### STATED TASK
Reproduce every listing below line for line, keeping each line as it stands.

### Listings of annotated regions
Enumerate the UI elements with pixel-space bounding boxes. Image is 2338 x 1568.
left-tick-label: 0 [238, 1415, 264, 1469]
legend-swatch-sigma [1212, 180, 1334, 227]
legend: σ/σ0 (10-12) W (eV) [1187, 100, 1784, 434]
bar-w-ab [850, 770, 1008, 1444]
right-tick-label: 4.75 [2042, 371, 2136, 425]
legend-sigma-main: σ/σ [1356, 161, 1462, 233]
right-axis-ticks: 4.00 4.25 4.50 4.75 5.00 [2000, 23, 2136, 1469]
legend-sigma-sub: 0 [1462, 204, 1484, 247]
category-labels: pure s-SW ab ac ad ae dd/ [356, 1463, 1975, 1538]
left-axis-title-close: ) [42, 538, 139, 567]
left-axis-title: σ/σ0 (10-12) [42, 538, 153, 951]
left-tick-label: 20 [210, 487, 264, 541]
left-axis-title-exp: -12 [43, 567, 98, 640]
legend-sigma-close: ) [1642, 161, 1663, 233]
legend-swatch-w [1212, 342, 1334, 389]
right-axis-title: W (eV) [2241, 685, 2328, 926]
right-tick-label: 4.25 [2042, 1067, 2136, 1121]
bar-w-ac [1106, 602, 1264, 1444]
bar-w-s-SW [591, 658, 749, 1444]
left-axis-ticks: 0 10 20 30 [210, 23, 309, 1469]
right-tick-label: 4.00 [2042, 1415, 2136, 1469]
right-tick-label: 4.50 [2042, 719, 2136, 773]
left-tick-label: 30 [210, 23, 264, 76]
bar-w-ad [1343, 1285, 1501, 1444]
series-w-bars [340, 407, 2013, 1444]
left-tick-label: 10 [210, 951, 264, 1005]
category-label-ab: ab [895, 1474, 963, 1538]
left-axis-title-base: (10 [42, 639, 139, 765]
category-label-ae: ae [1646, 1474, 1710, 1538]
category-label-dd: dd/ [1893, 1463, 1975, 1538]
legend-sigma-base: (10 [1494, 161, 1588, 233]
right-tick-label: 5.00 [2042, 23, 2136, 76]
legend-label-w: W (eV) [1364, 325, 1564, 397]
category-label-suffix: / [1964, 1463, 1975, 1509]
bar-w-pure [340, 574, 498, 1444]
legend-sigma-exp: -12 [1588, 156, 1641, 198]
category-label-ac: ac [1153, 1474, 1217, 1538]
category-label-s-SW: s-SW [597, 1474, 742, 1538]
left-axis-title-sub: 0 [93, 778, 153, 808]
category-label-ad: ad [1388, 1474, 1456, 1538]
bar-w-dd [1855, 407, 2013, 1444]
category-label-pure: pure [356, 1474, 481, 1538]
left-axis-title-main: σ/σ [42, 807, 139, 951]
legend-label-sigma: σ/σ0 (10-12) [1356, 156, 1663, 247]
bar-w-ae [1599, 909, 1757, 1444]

### SOLVED EXERCISE
Enumerate the UI elements with pixel-space bounding boxes. Image is 2338 x 1568.
left-tick-label: 0 [238, 1415, 264, 1469]
legend-swatch-sigma [1212, 180, 1334, 227]
legend: σ/σ0 (10-12) W (eV) [1187, 100, 1784, 434]
bar-w-ab [850, 770, 1008, 1444]
right-tick-label: 4.75 [2042, 371, 2136, 425]
legend-sigma-main: σ/σ [1356, 161, 1462, 233]
right-axis-ticks: 4.00 4.25 4.50 4.75 5.00 [2000, 23, 2136, 1469]
legend-sigma-sub: 0 [1462, 204, 1484, 247]
category-labels: pure s-SW ab ac ad ae dd/ [356, 1463, 1975, 1538]
left-axis-title-close: ) [42, 538, 139, 567]
left-axis-title: σ/σ0 (10-12) [42, 538, 153, 951]
left-tick-label: 20 [210, 487, 264, 541]
left-axis-title-exp: -12 [43, 567, 98, 640]
legend-sigma-close: ) [1642, 161, 1663, 233]
legend-swatch-w [1212, 342, 1334, 389]
right-axis-title: W (eV) [2241, 685, 2328, 926]
right-tick-label: 4.25 [2042, 1067, 2136, 1121]
bar-w-ac [1106, 602, 1264, 1444]
bar-w-s-SW [591, 658, 749, 1444]
left-axis-ticks: 0 10 20 30 [210, 23, 309, 1469]
right-tick-label: 4.00 [2042, 1415, 2136, 1469]
right-tick-label: 4.50 [2042, 719, 2136, 773]
left-tick-label: 30 [210, 23, 264, 76]
bar-w-ad [1343, 1285, 1501, 1444]
series-w-bars [340, 407, 2013, 1444]
left-tick-label: 10 [210, 951, 264, 1005]
category-label-ab: ab [895, 1474, 963, 1538]
left-axis-title-base: (10 [42, 639, 139, 765]
category-label-ae: ae [1646, 1474, 1710, 1538]
category-label-dd: dd/ [1893, 1463, 1975, 1538]
legend-sigma-base: (10 [1494, 161, 1588, 233]
right-tick-label: 5.00 [2042, 23, 2136, 76]
legend-label-w: W (eV) [1364, 325, 1564, 397]
category-label-suffix: / [1964, 1463, 1975, 1509]
bar-w-pure [340, 574, 498, 1444]
legend-sigma-exp: -12 [1588, 156, 1641, 198]
category-label-ac: ac [1153, 1474, 1217, 1538]
category-label-s-SW: s-SW [597, 1474, 742, 1538]
left-axis-title-sub: 0 [93, 778, 153, 808]
category-label-ad: ad [1388, 1474, 1456, 1538]
bar-w-dd [1855, 407, 2013, 1444]
category-label-pure: pure [356, 1474, 481, 1538]
left-axis-title-main: σ/σ [42, 807, 139, 951]
legend-label-sigma: σ/σ0 (10-12) [1356, 156, 1663, 247]
bar-w-ae [1599, 909, 1757, 1444]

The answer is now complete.